### Task instructions:
Count the lines of the data below that contain the string "昨日被阅读数", treating case as significant. Give only the number.
^^^^^^^^
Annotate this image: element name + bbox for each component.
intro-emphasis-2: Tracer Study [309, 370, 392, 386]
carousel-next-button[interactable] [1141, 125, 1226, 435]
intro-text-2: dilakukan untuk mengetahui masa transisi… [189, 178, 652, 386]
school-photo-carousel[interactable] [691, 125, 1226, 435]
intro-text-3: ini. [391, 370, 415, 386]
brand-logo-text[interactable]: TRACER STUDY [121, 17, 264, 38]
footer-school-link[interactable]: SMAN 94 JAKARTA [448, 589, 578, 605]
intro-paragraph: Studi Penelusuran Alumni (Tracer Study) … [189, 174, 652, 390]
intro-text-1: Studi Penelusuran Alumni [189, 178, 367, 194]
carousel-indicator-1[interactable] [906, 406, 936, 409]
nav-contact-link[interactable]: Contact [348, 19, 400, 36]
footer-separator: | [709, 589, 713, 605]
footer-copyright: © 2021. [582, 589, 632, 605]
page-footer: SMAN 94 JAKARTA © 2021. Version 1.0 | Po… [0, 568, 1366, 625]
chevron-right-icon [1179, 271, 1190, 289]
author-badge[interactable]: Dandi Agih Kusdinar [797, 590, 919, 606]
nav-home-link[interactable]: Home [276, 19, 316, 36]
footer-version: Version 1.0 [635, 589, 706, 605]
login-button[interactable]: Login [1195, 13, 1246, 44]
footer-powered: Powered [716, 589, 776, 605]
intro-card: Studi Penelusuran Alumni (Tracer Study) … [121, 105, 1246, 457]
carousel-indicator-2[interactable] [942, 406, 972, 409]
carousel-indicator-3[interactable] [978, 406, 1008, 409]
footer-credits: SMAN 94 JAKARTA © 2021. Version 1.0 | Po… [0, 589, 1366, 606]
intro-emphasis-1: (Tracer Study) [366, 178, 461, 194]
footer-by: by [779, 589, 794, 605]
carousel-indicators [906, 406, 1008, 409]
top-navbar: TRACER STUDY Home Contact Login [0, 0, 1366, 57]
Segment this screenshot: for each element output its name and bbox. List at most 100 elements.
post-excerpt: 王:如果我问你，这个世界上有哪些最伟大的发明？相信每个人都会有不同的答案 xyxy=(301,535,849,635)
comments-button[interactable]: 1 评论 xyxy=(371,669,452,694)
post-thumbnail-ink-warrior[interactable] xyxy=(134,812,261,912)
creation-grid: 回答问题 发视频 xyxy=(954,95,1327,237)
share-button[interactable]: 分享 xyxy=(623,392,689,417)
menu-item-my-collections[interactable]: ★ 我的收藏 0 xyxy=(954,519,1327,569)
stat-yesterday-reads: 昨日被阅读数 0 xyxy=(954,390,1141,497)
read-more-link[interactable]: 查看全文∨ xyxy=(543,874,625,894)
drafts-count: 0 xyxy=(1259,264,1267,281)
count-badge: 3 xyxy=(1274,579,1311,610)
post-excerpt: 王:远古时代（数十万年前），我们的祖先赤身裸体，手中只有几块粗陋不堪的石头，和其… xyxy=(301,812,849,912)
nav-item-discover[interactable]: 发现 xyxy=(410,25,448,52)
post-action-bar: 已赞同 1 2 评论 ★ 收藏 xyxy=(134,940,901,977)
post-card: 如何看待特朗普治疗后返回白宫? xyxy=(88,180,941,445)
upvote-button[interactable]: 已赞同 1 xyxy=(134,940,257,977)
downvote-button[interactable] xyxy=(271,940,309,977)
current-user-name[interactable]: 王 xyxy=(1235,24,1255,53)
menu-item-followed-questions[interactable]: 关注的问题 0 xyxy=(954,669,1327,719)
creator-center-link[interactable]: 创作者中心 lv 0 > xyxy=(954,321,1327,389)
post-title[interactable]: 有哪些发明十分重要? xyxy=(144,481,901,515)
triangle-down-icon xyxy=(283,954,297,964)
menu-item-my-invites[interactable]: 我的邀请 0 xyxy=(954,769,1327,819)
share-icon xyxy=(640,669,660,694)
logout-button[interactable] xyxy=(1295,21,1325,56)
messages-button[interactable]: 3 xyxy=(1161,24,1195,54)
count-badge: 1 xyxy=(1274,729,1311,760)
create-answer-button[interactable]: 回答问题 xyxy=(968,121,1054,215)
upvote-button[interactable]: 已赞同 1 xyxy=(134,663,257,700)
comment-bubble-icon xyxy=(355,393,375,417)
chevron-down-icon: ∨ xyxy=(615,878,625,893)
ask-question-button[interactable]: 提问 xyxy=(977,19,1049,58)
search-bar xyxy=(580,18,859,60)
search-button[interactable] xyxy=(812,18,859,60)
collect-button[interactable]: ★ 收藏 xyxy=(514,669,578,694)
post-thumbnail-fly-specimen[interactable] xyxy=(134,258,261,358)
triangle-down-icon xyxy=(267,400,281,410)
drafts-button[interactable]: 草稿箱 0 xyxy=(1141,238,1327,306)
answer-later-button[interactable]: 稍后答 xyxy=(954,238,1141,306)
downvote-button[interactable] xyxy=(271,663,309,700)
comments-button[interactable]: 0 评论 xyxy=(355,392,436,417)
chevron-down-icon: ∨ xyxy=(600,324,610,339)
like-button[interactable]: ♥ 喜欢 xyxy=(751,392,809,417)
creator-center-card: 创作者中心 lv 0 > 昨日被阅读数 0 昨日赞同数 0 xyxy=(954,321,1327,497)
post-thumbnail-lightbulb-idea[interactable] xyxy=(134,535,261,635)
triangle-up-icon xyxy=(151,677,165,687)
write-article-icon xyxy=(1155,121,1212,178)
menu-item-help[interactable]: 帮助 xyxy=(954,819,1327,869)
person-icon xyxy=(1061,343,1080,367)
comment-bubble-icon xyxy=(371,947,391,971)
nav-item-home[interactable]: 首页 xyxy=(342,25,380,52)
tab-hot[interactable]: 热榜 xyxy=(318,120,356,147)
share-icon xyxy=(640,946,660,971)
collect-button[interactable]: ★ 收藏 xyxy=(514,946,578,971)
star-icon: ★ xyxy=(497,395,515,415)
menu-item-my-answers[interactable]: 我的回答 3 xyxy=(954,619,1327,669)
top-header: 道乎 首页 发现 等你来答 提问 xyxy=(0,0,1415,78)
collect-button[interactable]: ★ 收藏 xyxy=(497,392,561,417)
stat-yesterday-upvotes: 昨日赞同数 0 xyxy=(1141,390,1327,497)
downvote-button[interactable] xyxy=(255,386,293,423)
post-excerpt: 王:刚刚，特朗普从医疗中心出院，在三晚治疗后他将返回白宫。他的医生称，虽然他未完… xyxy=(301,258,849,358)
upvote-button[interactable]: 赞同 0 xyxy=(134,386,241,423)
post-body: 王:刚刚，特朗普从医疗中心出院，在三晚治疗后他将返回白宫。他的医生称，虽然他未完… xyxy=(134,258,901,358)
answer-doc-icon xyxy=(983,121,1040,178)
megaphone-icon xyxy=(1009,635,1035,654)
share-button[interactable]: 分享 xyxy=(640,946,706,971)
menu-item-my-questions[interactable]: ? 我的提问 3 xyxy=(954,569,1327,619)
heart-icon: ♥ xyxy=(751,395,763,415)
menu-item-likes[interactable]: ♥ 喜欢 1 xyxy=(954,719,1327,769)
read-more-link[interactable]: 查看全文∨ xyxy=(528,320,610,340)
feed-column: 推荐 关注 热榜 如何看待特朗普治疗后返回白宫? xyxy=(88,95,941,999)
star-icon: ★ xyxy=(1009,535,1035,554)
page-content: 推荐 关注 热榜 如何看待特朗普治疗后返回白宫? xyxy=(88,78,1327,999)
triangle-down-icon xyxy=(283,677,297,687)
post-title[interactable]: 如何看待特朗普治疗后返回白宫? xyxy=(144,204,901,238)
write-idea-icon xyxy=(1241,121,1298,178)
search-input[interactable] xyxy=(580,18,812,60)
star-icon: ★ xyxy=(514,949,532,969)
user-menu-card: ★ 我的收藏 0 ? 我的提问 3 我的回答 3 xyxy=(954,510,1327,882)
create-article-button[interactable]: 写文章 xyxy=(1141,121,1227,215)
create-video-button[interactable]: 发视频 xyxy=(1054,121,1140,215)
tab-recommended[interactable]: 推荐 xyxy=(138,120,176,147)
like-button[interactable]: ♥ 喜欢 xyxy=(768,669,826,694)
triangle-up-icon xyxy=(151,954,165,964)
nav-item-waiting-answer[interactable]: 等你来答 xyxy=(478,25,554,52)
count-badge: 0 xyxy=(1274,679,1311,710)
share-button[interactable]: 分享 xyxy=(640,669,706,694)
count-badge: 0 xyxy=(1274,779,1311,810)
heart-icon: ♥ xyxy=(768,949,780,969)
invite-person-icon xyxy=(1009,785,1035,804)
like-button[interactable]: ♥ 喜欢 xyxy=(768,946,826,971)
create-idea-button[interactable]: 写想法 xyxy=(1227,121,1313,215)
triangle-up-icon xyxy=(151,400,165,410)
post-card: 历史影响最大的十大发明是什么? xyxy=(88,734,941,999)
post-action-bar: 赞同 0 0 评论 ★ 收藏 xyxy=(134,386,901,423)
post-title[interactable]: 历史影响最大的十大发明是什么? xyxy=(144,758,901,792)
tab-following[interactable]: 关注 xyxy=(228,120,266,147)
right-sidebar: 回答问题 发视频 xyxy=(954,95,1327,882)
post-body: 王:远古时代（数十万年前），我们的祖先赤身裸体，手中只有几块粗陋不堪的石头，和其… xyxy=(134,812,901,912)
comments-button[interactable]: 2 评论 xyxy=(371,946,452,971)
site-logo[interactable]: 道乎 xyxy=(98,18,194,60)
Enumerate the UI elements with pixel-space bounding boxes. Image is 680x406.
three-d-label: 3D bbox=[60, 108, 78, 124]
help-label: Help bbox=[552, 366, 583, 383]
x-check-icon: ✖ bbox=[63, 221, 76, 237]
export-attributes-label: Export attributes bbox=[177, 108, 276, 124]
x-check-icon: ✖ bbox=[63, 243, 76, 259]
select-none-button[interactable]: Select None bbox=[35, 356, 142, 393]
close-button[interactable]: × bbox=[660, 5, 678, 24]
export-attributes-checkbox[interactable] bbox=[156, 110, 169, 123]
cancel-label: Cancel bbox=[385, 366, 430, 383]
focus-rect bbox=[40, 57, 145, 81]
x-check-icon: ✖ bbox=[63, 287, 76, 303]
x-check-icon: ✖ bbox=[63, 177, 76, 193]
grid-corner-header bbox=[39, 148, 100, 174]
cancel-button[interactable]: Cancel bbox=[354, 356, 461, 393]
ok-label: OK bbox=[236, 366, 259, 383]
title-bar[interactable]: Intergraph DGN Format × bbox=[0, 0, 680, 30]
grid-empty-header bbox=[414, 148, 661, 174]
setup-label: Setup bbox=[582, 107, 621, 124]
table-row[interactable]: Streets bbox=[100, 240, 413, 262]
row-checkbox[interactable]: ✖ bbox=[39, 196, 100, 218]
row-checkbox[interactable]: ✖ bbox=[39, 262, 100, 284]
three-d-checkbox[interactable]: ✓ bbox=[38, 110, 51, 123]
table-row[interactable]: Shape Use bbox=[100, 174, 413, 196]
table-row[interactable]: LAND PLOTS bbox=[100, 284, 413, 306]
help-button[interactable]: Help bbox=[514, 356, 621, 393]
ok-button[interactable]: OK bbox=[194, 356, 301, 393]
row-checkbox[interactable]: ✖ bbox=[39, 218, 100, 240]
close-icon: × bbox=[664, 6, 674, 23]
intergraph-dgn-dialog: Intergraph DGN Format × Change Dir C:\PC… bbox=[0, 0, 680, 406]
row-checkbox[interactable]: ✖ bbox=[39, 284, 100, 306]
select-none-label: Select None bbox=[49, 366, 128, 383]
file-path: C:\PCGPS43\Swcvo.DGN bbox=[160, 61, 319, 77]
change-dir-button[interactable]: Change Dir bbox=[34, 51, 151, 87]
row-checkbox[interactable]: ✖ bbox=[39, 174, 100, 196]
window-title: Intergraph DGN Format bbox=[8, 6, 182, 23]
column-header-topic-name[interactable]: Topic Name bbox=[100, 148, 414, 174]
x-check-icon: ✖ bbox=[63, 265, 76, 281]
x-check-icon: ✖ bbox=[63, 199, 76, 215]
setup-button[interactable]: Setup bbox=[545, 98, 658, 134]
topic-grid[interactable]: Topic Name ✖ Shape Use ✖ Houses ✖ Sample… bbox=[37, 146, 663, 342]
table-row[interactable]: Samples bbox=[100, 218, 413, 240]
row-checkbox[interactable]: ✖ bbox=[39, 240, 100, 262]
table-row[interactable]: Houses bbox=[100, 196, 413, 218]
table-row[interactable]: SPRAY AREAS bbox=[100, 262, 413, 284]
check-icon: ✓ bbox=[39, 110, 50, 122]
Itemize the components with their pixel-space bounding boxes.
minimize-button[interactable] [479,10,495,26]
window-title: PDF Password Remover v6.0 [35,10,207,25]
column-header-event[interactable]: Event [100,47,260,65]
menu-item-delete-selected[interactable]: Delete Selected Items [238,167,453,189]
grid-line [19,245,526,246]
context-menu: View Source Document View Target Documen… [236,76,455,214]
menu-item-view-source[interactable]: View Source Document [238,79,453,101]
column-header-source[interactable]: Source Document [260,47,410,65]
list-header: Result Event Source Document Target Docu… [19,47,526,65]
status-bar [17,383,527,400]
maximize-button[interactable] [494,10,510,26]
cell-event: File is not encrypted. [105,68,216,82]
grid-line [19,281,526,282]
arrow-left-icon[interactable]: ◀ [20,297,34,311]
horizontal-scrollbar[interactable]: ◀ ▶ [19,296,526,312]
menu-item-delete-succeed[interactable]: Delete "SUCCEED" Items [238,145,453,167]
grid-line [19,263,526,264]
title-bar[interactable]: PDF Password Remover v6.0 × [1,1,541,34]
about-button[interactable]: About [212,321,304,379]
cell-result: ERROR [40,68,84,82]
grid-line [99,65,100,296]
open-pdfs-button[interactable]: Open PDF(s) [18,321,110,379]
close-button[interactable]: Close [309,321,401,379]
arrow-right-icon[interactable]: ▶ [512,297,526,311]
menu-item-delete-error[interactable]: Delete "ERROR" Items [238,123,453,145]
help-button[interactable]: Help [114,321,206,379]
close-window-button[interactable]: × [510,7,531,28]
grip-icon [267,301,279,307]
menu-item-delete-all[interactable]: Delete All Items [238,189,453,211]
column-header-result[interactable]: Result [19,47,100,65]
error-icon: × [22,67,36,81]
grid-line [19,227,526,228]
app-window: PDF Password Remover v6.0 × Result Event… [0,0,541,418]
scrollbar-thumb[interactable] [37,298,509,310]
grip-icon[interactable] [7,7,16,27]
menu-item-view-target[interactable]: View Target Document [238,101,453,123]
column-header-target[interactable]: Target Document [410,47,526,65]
^^^^^^^^
### Problem solution:
2